» **WRITTEN PROBLEM**: Below are entries to be transcribed exactly; exclude the pictures from the copy.

Stored data entries:
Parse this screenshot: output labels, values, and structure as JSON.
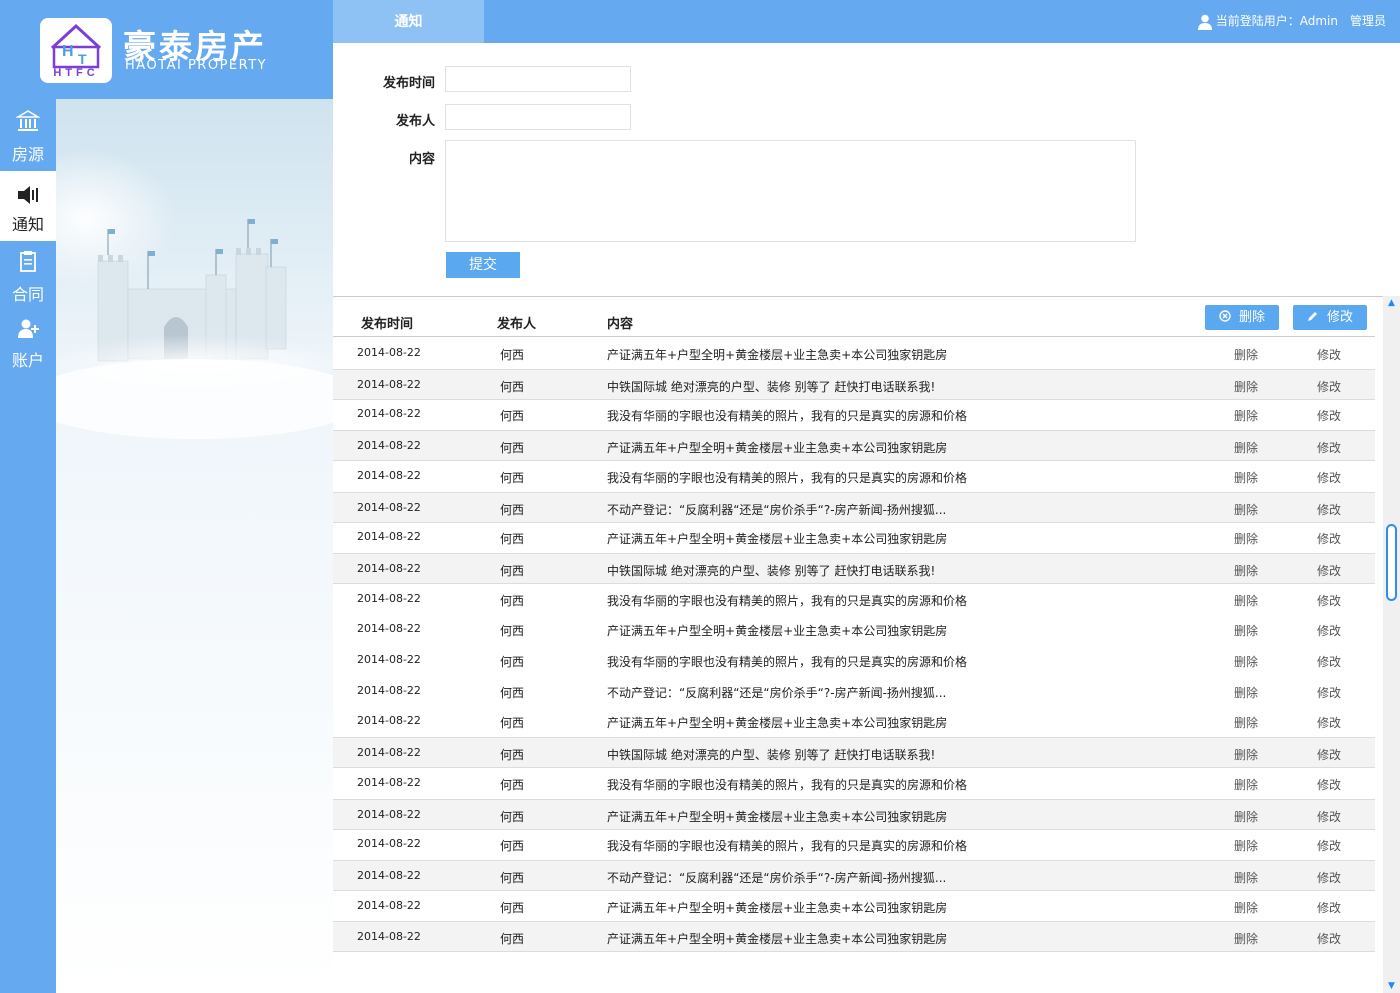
{
  "brand": {
    "logo_letters": "HTFC",
    "logo_mark": "HT",
    "name_cn": "豪泰房产",
    "name_en": "HAOTAI PROPERTY"
  },
  "side_nav": [
    {
      "label": "房源",
      "icon": "building-icon",
      "active": false
    },
    {
      "label": "通知",
      "icon": "speaker-icon",
      "active": true
    },
    {
      "label": "合同",
      "icon": "document-icon",
      "active": false
    },
    {
      "label": "账户",
      "icon": "user-add-icon",
      "active": false
    }
  ],
  "header": {
    "active_tab": "通知",
    "user_prefix": "当前登陆用户：Admin",
    "role": "管理员"
  },
  "form": {
    "time_label": "发布时间",
    "time_value": "",
    "publisher_label": "发布人",
    "publisher_value": "",
    "content_label": "内容",
    "content_value": "",
    "submit_label": "提交"
  },
  "table": {
    "columns": [
      "发布时间",
      "发布人",
      "内容"
    ],
    "delete_all_label": "删除",
    "edit_label": "修改",
    "action_delete": "删除",
    "action_edit": "修改",
    "rows": [
      {
        "date": "2014-08-22",
        "publisher": "何西",
        "content": "产证满五年+户型全明+黄金楼层+业主急卖+本公司独家钥匙房"
      },
      {
        "date": "2014-08-22",
        "publisher": "何西",
        "content": "中铁国际城 绝对漂亮的户型、装修 别等了 赶快打电话联系我!"
      },
      {
        "date": "2014-08-22",
        "publisher": "何西",
        "content": "我没有华丽的字眼也没有精美的照片，我有的只是真实的房源和价格"
      },
      {
        "date": "2014-08-22",
        "publisher": "何西",
        "content": "产证满五年+户型全明+黄金楼层+业主急卖+本公司独家钥匙房"
      },
      {
        "date": "2014-08-22",
        "publisher": "何西",
        "content": "我没有华丽的字眼也没有精美的照片，我有的只是真实的房源和价格"
      },
      {
        "date": "2014-08-22",
        "publisher": "何西",
        "content": "不动产登记：“反腐利器“还是“房价杀手“?-房产新闻-扬州搜狐..."
      },
      {
        "date": "2014-08-22",
        "publisher": "何西",
        "content": "产证满五年+户型全明+黄金楼层+业主急卖+本公司独家钥匙房"
      },
      {
        "date": "2014-08-22",
        "publisher": "何西",
        "content": "中铁国际城 绝对漂亮的户型、装修 别等了 赶快打电话联系我!"
      },
      {
        "date": "2014-08-22",
        "publisher": "何西",
        "content": "我没有华丽的字眼也没有精美的照片，我有的只是真实的房源和价格"
      },
      {
        "date": "2014-08-22",
        "publisher": "何西",
        "content": "产证满五年+户型全明+黄金楼层+业主急卖+本公司独家钥匙房"
      },
      {
        "date": "2014-08-22",
        "publisher": "何西",
        "content": "我没有华丽的字眼也没有精美的照片，我有的只是真实的房源和价格"
      },
      {
        "date": "2014-08-22",
        "publisher": "何西",
        "content": "不动产登记：“反腐利器“还是“房价杀手“?-房产新闻-扬州搜狐..."
      },
      {
        "date": "2014-08-22",
        "publisher": "何西",
        "content": "产证满五年+户型全明+黄金楼层+业主急卖+本公司独家钥匙房"
      },
      {
        "date": "2014-08-22",
        "publisher": "何西",
        "content": "中铁国际城 绝对漂亮的户型、装修 别等了 赶快打电话联系我!"
      },
      {
        "date": "2014-08-22",
        "publisher": "何西",
        "content": "我没有华丽的字眼也没有精美的照片，我有的只是真实的房源和价格"
      },
      {
        "date": "2014-08-22",
        "publisher": "何西",
        "content": "产证满五年+户型全明+黄金楼层+业主急卖+本公司独家钥匙房"
      },
      {
        "date": "2014-08-22",
        "publisher": "何西",
        "content": "我没有华丽的字眼也没有精美的照片，我有的只是真实的房源和价格"
      },
      {
        "date": "2014-08-22",
        "publisher": "何西",
        "content": "不动产登记：“反腐利器“还是“房价杀手“?-房产新闻-扬州搜狐..."
      },
      {
        "date": "2014-08-22",
        "publisher": "何西",
        "content": "产证满五年+户型全明+黄金楼层+业主急卖+本公司独家钥匙房"
      },
      {
        "date": "2014-08-22",
        "publisher": "何西",
        "content": "产证满五年+户型全明+黄金楼层+业主急卖+本公司独家钥匙房"
      }
    ]
  },
  "colors": {
    "primary": "#65aaf0",
    "button": "#5aa8ef",
    "tab_active": "#8fc2f4",
    "row_alt": "#f3f3f3",
    "logo_purple": "#7b3fd6"
  }
}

» **CORRECT ANSWER**:
Parse this screenshot: output labels, values, and structure as JSON.
{
  "brand": {
    "logo_letters": "HTFC",
    "logo_mark": "HT",
    "name_cn": "豪泰房产",
    "name_en": "HAOTAI PROPERTY"
  },
  "side_nav": [
    {
      "label": "房源",
      "icon": "building-icon",
      "active": false
    },
    {
      "label": "通知",
      "icon": "speaker-icon",
      "active": true
    },
    {
      "label": "合同",
      "icon": "document-icon",
      "active": false
    },
    {
      "label": "账户",
      "icon": "user-add-icon",
      "active": false
    }
  ],
  "header": {
    "active_tab": "通知",
    "user_prefix": "当前登陆用户：Admin",
    "role": "管理员"
  },
  "form": {
    "time_label": "发布时间",
    "time_value": "",
    "publisher_label": "发布人",
    "publisher_value": "",
    "content_label": "内容",
    "content_value": "",
    "submit_label": "提交"
  },
  "table": {
    "columns": [
      "发布时间",
      "发布人",
      "内容"
    ],
    "delete_all_label": "删除",
    "edit_label": "修改",
    "action_delete": "删除",
    "action_edit": "修改",
    "rows": [
      {
        "date": "2014-08-22",
        "publisher": "何西",
        "content": "产证满五年+户型全明+黄金楼层+业主急卖+本公司独家钥匙房"
      },
      {
        "date": "2014-08-22",
        "publisher": "何西",
        "content": "中铁国际城 绝对漂亮的户型、装修 别等了 赶快打电话联系我!"
      },
      {
        "date": "2014-08-22",
        "publisher": "何西",
        "content": "我没有华丽的字眼也没有精美的照片，我有的只是真实的房源和价格"
      },
      {
        "date": "2014-08-22",
        "publisher": "何西",
        "content": "产证满五年+户型全明+黄金楼层+业主急卖+本公司独家钥匙房"
      },
      {
        "date": "2014-08-22",
        "publisher": "何西",
        "content": "我没有华丽的字眼也没有精美的照片，我有的只是真实的房源和价格"
      },
      {
        "date": "2014-08-22",
        "publisher": "何西",
        "content": "不动产登记：“反腐利器“还是“房价杀手“?-房产新闻-扬州搜狐..."
      },
      {
        "date": "2014-08-22",
        "publisher": "何西",
        "content": "产证满五年+户型全明+黄金楼层+业主急卖+本公司独家钥匙房"
      },
      {
        "date": "2014-08-22",
        "publisher": "何西",
        "content": "中铁国际城 绝对漂亮的户型、装修 别等了 赶快打电话联系我!"
      },
      {
        "date": "2014-08-22",
        "publisher": "何西",
        "content": "我没有华丽的字眼也没有精美的照片，我有的只是真实的房源和价格"
      },
      {
        "date": "2014-08-22",
        "publisher": "何西",
        "content": "产证满五年+户型全明+黄金楼层+业主急卖+本公司独家钥匙房"
      },
      {
        "date": "2014-08-22",
        "publisher": "何西",
        "content": "我没有华丽的字眼也没有精美的照片，我有的只是真实的房源和价格"
      },
      {
        "date": "2014-08-22",
        "publisher": "何西",
        "content": "不动产登记：“反腐利器“还是“房价杀手“?-房产新闻-扬州搜狐..."
      },
      {
        "date": "2014-08-22",
        "publisher": "何西",
        "content": "产证满五年+户型全明+黄金楼层+业主急卖+本公司独家钥匙房"
      },
      {
        "date": "2014-08-22",
        "publisher": "何西",
        "content": "中铁国际城 绝对漂亮的户型、装修 别等了 赶快打电话联系我!"
      },
      {
        "date": "2014-08-22",
        "publisher": "何西",
        "content": "我没有华丽的字眼也没有精美的照片，我有的只是真实的房源和价格"
      },
      {
        "date": "2014-08-22",
        "publisher": "何西",
        "content": "产证满五年+户型全明+黄金楼层+业主急卖+本公司独家钥匙房"
      },
      {
        "date": "2014-08-22",
        "publisher": "何西",
        "content": "我没有华丽的字眼也没有精美的照片，我有的只是真实的房源和价格"
      },
      {
        "date": "2014-08-22",
        "publisher": "何西",
        "content": "不动产登记：“反腐利器“还是“房价杀手“?-房产新闻-扬州搜狐..."
      },
      {
        "date": "2014-08-22",
        "publisher": "何西",
        "content": "产证满五年+户型全明+黄金楼层+业主急卖+本公司独家钥匙房"
      },
      {
        "date": "2014-08-22",
        "publisher": "何西",
        "content": "产证满五年+户型全明+黄金楼层+业主急卖+本公司独家钥匙房"
      }
    ]
  },
  "colors": {
    "primary": "#65aaf0",
    "button": "#5aa8ef",
    "tab_active": "#8fc2f4",
    "row_alt": "#f3f3f3",
    "logo_purple": "#7b3fd6"
  }
}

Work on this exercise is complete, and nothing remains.